#### Stated task
Provide an exact transcription of all the records.

Records from a data source:
## begin
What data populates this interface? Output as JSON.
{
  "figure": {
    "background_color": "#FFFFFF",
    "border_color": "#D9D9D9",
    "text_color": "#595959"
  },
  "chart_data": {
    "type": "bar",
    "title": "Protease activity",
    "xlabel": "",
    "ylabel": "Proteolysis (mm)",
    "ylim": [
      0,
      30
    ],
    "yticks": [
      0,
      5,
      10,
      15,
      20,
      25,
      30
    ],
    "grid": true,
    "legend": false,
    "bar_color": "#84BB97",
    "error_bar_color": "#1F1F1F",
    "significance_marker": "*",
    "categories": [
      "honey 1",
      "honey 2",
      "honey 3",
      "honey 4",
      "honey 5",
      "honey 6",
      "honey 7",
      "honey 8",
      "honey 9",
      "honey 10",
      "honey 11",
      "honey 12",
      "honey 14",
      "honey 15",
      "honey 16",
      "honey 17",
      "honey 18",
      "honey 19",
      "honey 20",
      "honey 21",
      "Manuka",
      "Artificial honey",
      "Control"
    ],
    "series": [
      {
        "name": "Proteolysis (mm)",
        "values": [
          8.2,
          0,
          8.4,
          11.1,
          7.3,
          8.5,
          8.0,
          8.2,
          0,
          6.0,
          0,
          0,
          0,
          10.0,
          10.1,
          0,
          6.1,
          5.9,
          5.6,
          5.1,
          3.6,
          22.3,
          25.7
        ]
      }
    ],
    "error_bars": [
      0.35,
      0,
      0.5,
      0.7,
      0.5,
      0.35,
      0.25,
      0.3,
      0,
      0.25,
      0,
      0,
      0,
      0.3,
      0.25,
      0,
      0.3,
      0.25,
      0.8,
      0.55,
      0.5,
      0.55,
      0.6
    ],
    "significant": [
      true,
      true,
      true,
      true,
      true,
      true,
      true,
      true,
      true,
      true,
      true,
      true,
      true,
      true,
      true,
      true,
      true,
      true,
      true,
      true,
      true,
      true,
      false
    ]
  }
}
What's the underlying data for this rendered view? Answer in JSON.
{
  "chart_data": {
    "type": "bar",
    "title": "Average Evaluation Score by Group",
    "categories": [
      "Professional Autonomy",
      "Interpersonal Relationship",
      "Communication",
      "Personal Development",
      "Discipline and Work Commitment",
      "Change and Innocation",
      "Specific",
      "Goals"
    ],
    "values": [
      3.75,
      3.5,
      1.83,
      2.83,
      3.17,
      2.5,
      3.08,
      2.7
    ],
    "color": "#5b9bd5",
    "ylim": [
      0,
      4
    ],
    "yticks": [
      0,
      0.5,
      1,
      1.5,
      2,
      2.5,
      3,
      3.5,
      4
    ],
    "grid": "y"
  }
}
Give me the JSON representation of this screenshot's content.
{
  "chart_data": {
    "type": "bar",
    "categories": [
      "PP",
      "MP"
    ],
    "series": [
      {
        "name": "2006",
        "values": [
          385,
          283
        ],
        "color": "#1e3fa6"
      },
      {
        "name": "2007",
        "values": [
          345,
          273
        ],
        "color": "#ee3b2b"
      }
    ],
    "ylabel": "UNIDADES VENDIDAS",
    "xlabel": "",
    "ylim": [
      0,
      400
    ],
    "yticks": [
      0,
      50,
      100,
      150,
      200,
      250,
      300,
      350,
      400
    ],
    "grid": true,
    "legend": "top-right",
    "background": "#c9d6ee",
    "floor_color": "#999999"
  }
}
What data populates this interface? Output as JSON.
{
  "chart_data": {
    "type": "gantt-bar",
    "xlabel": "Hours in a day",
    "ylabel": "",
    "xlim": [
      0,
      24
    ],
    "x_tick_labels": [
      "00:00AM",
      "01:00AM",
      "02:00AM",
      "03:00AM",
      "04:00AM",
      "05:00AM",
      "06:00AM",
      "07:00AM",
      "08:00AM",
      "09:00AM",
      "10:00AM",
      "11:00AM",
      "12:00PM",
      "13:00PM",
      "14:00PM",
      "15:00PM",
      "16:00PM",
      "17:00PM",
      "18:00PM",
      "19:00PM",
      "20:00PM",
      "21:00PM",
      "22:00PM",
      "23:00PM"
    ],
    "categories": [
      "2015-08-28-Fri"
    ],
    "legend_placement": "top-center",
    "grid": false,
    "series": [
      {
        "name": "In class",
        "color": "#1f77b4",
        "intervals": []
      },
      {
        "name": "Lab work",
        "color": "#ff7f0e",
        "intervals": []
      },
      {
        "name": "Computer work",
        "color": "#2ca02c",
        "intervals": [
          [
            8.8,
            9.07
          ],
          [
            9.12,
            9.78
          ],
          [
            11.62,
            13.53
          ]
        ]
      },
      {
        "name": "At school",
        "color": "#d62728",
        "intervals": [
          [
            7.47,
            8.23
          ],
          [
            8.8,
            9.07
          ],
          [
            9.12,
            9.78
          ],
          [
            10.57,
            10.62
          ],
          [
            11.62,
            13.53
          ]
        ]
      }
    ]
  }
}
## end
#### Exercise output
What data populates this interface? Output as JSON.
{
  "figure": {
    "background_color": "#FFFFFF",
    "border_color": "#D9D9D9",
    "text_color": "#595959"
  },
  "chart_data": {
    "type": "bar",
    "title": "Protease activity",
    "xlabel": "",
    "ylabel": "Proteolysis (mm)",
    "ylim": [
      0,
      30
    ],
    "yticks": [
      0,
      5,
      10,
      15,
      20,
      25,
      30
    ],
    "grid": true,
    "legend": false,
    "bar_color": "#84BB97",
    "error_bar_color": "#1F1F1F",
    "significance_marker": "*",
    "categories": [
      "honey 1",
      "honey 2",
      "honey 3",
      "honey 4",
      "honey 5",
      "honey 6",
      "honey 7",
      "honey 8",
      "honey 9",
      "honey 10",
      "honey 11",
      "honey 12",
      "honey 14",
      "honey 15",
      "honey 16",
      "honey 17",
      "honey 18",
      "honey 19",
      "honey 20",
      "honey 21",
      "Manuka",
      "Artificial honey",
      "Control"
    ],
    "series": [
      {
        "name": "Proteolysis (mm)",
        "values": [
          8.2,
          0,
          8.4,
          11.1,
          7.3,
          8.5,
          8.0,
          8.2,
          0,
          6.0,
          0,
          0,
          0,
          10.0,
          10.1,
          0,
          6.1,
          5.9,
          5.6,
          5.1,
          3.6,
          22.3,
          25.7
        ]
      }
    ],
    "error_bars": [
      0.35,
      0,
      0.5,
      0.7,
      0.5,
      0.35,
      0.25,
      0.3,
      0,
      0.25,
      0,
      0,
      0,
      0.3,
      0.25,
      0,
      0.3,
      0.25,
      0.8,
      0.55,
      0.5,
      0.55,
      0.6
    ],
    "significant": [
      true,
      true,
      true,
      true,
      true,
      true,
      true,
      true,
      true,
      true,
      true,
      true,
      true,
      true,
      true,
      true,
      true,
      true,
      true,
      true,
      true,
      true,
      false
    ]
  }
}
What's the underlying data for this rendered view? Answer in JSON.
{
  "chart_data": {
    "type": "bar",
    "title": "Average Evaluation Score by Group",
    "categories": [
      "Professional Autonomy",
      "Interpersonal Relationship",
      "Communication",
      "Personal Development",
      "Discipline and Work Commitment",
      "Change and Innocation",
      "Specific",
      "Goals"
    ],
    "values": [
      3.75,
      3.5,
      1.83,
      2.83,
      3.17,
      2.5,
      3.08,
      2.7
    ],
    "color": "#5b9bd5",
    "ylim": [
      0,
      4
    ],
    "yticks": [
      0,
      0.5,
      1,
      1.5,
      2,
      2.5,
      3,
      3.5,
      4
    ],
    "grid": "y"
  }
}
Give me the JSON representation of this screenshot's content.
{
  "chart_data": {
    "type": "bar",
    "categories": [
      "PP",
      "MP"
    ],
    "series": [
      {
        "name": "2006",
        "values": [
          385,
          283
        ],
        "color": "#1e3fa6"
      },
      {
        "name": "2007",
        "values": [
          345,
          273
        ],
        "color": "#ee3b2b"
      }
    ],
    "ylabel": "UNIDADES VENDIDAS",
    "xlabel": "",
    "ylim": [
      0,
      400
    ],
    "yticks": [
      0,
      50,
      100,
      150,
      200,
      250,
      300,
      350,
      400
    ],
    "grid": true,
    "legend": "top-right",
    "background": "#c9d6ee",
    "floor_color": "#999999"
  }
}
What data populates this interface? Output as JSON.
{
  "chart_data": {
    "type": "gantt-bar",
    "xlabel": "Hours in a day",
    "ylabel": "",
    "xlim": [
      0,
      24
    ],
    "x_tick_labels": [
      "00:00AM",
      "01:00AM",
      "02:00AM",
      "03:00AM",
      "04:00AM",
      "05:00AM",
      "06:00AM",
      "07:00AM",
      "08:00AM",
      "09:00AM",
      "10:00AM",
      "11:00AM",
      "12:00PM",
      "13:00PM",
      "14:00PM",
      "15:00PM",
      "16:00PM",
      "17:00PM",
      "18:00PM",
      "19:00PM",
      "20:00PM",
      "21:00PM",
      "22:00PM",
      "23:00PM"
    ],
    "categories": [
      "2015-08-28-Fri"
    ],
    "legend_placement": "top-center",
    "grid": false,
    "series": [
      {
        "name": "In class",
        "color": "#1f77b4",
        "intervals": []
      },
      {
        "name": "Lab work",
        "color": "#ff7f0e",
        "intervals": []
      },
      {
        "name": "Computer work",
        "color": "#2ca02c",
        "intervals": [
          [
            8.8,
            9.07
          ],
          [
            9.12,
            9.78
          ],
          [
            11.62,
            13.53
          ]
        ]
      },
      {
        "name": "At school",
        "color": "#d62728",
        "intervals": [
          [
            7.47,
            8.23
          ],
          [
            8.8,
            9.07
          ],
          [
            9.12,
            9.78
          ],
          [
            10.57,
            10.62
          ],
          [
            11.62,
            13.53
          ]
        ]
      }
    ]
  }
}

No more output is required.